Records that describe figures =>
□ □ □
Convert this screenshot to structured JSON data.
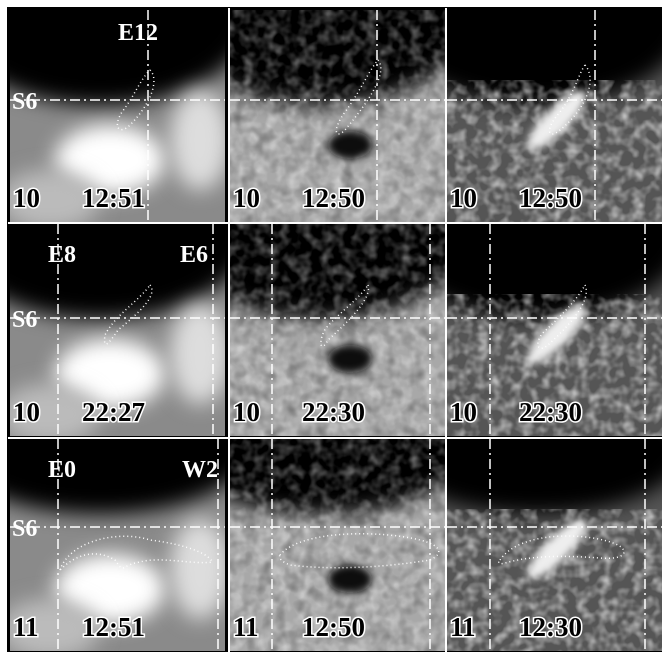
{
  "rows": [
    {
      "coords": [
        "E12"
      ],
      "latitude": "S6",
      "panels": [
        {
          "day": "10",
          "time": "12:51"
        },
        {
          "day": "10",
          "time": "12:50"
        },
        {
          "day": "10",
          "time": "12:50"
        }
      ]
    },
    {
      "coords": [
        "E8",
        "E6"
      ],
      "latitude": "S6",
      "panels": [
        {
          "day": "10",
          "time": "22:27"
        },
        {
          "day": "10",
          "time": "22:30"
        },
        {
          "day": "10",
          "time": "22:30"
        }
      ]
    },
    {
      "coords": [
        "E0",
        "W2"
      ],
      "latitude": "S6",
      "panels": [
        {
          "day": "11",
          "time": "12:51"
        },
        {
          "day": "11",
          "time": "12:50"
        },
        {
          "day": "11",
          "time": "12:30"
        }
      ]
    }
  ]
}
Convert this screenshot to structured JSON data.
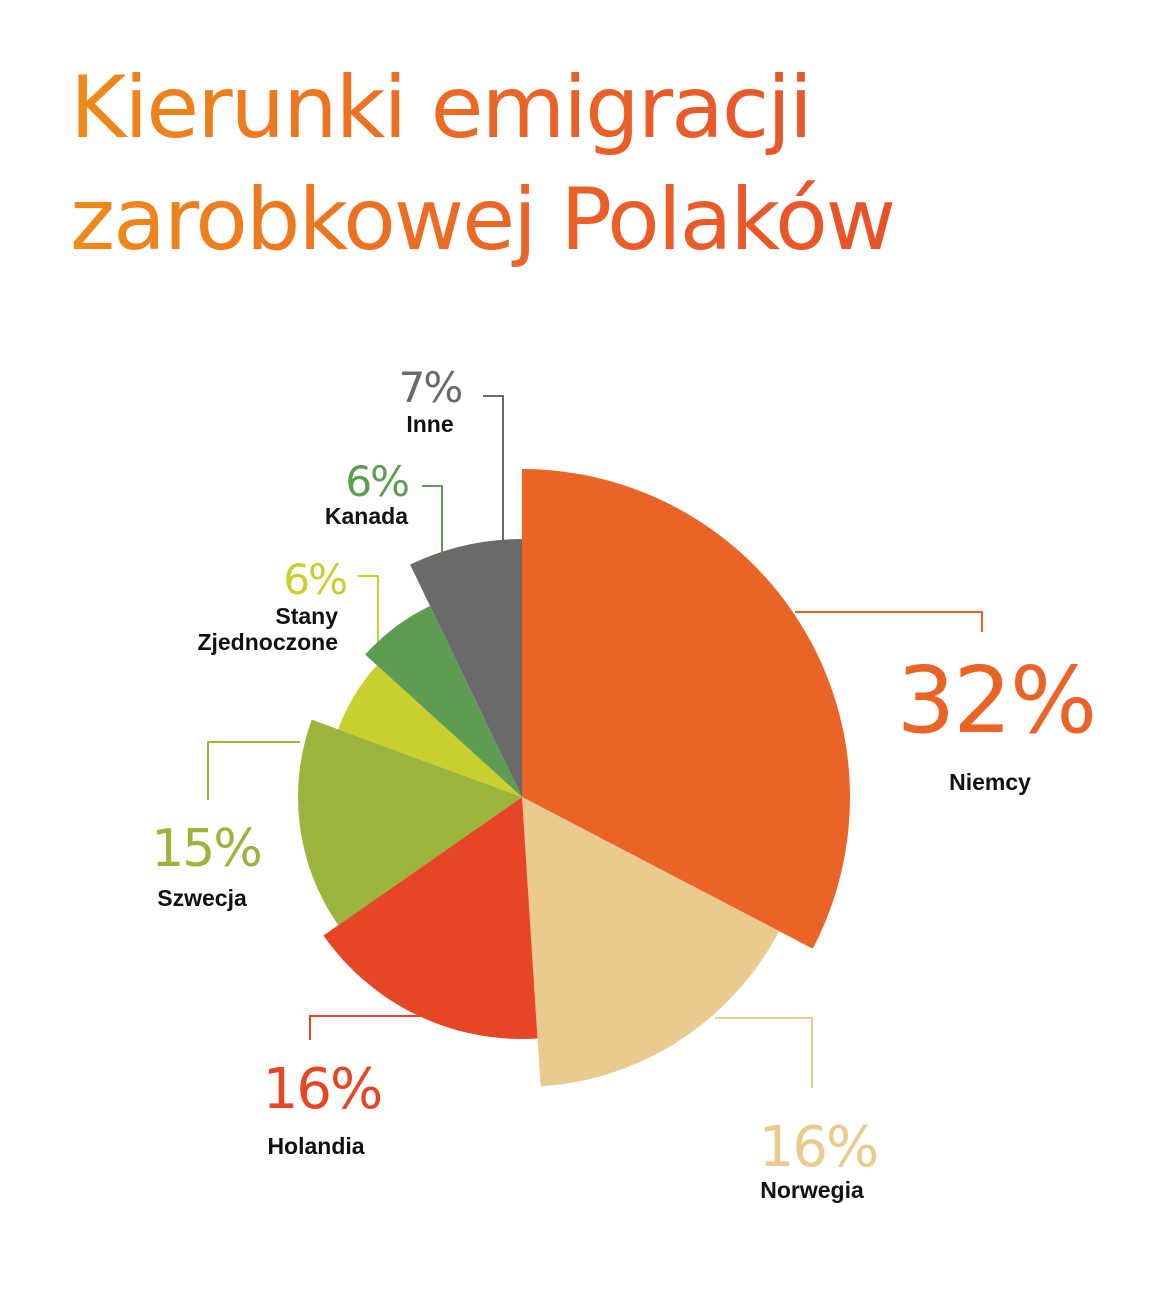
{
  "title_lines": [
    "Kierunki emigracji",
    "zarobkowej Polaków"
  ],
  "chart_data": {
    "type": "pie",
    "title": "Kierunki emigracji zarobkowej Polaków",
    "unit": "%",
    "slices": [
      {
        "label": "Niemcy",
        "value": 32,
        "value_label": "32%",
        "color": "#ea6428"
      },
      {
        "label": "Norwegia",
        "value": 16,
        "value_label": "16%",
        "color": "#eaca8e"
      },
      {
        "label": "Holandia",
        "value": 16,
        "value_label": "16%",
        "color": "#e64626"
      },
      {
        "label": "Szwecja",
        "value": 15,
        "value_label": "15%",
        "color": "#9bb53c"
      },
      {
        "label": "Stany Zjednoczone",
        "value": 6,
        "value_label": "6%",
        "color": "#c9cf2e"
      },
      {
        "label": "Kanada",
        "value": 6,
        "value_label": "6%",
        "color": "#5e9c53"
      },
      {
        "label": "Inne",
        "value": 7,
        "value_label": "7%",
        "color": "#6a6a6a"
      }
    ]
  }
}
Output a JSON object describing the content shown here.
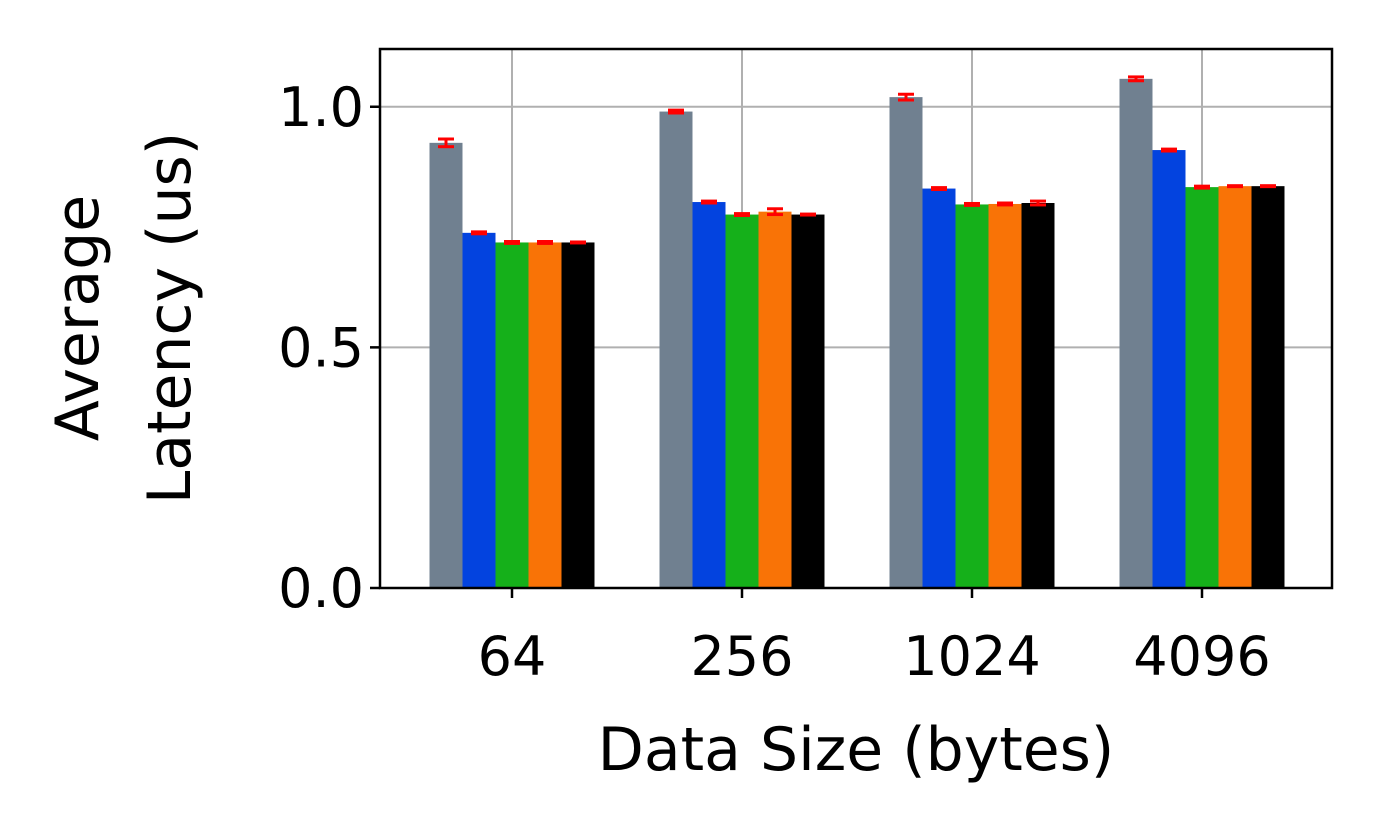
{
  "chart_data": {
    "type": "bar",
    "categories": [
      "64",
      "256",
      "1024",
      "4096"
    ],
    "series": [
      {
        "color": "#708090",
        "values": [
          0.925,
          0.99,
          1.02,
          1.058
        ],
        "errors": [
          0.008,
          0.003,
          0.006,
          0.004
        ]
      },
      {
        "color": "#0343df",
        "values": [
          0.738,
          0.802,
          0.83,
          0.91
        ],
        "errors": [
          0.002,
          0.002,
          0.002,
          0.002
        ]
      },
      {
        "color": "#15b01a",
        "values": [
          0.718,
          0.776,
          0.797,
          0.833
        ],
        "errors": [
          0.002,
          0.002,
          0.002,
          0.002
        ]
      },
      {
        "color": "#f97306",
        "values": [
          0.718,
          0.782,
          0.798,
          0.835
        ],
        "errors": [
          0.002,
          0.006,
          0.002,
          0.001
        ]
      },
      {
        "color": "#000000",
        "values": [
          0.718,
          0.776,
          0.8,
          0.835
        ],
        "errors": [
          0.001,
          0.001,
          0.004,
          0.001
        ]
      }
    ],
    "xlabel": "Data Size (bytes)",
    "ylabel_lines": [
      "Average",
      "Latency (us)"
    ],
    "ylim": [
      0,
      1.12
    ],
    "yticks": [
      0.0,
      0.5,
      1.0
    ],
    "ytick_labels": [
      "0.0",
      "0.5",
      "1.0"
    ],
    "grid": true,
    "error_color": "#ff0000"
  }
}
□ □ □
WRITTEN INSTRUCTION => Output all of the records exactly as they appear above, but not the pictures.

TASK RESULT =>
Convert this screenshot to structured JSON data.
{
  "rows": [
    {
      "coords": [
        "E12"
      ],
      "latitude": "S6",
      "panels": [
        {
          "day": "10",
          "time": "12:51"
        },
        {
          "day": "10",
          "time": "12:50"
        },
        {
          "day": "10",
          "time": "12:50"
        }
      ]
    },
    {
      "coords": [
        "E8",
        "E6"
      ],
      "latitude": "S6",
      "panels": [
        {
          "day": "10",
          "time": "22:27"
        },
        {
          "day": "10",
          "time": "22:30"
        },
        {
          "day": "10",
          "time": "22:30"
        }
      ]
    },
    {
      "coords": [
        "E0",
        "W2"
      ],
      "latitude": "S6",
      "panels": [
        {
          "day": "11",
          "time": "12:51"
        },
        {
          "day": "11",
          "time": "12:50"
        },
        {
          "day": "11",
          "time": "12:30"
        }
      ]
    }
  ]
}
Convert this screenshot to structured JSON data.
{
  "title_lines": [
    "Kierunki emigracji",
    "zarobkowej Polaków"
  ],
  "chart_data": {
    "type": "pie",
    "title": "Kierunki emigracji zarobkowej Polaków",
    "unit": "%",
    "slices": [
      {
        "label": "Niemcy",
        "value": 32,
        "value_label": "32%",
        "color": "#ea6428"
      },
      {
        "label": "Norwegia",
        "value": 16,
        "value_label": "16%",
        "color": "#eaca8e"
      },
      {
        "label": "Holandia",
        "value": 16,
        "value_label": "16%",
        "color": "#e64626"
      },
      {
        "label": "Szwecja",
        "value": 15,
        "value_label": "15%",
        "color": "#9bb53c"
      },
      {
        "label": "Stany Zjednoczone",
        "value": 6,
        "value_label": "6%",
        "color": "#c9cf2e"
      },
      {
        "label": "Kanada",
        "value": 6,
        "value_label": "6%",
        "color": "#5e9c53"
      },
      {
        "label": "Inne",
        "value": 7,
        "value_label": "7%",
        "color": "#6a6a6a"
      }
    ]
  }
}
Output a JSON object describing the content shown here.
{
  "chart_data": {
    "type": "bar",
    "categories": [
      "64",
      "256",
      "1024",
      "4096"
    ],
    "series": [
      {
        "color": "#708090",
        "values": [
          0.925,
          0.99,
          1.02,
          1.058
        ],
        "errors": [
          0.008,
          0.003,
          0.006,
          0.004
        ]
      },
      {
        "color": "#0343df",
        "values": [
          0.738,
          0.802,
          0.83,
          0.91
        ],
        "errors": [
          0.002,
          0.002,
          0.002,
          0.002
        ]
      },
      {
        "color": "#15b01a",
        "values": [
          0.718,
          0.776,
          0.797,
          0.833
        ],
        "errors": [
          0.002,
          0.002,
          0.002,
          0.002
        ]
      },
      {
        "color": "#f97306",
        "values": [
          0.718,
          0.782,
          0.798,
          0.835
        ],
        "errors": [
          0.002,
          0.006,
          0.002,
          0.001
        ]
      },
      {
        "color": "#000000",
        "values": [
          0.718,
          0.776,
          0.8,
          0.835
        ],
        "errors": [
          0.001,
          0.001,
          0.004,
          0.001
        ]
      }
    ],
    "xlabel": "Data Size (bytes)",
    "ylabel_lines": [
      "Average",
      "Latency (us)"
    ],
    "ylim": [
      0,
      1.12
    ],
    "yticks": [
      0.0,
      0.5,
      1.0
    ],
    "ytick_labels": [
      "0.0",
      "0.5",
      "1.0"
    ],
    "grid": true,
    "error_color": "#ff0000"
  }
}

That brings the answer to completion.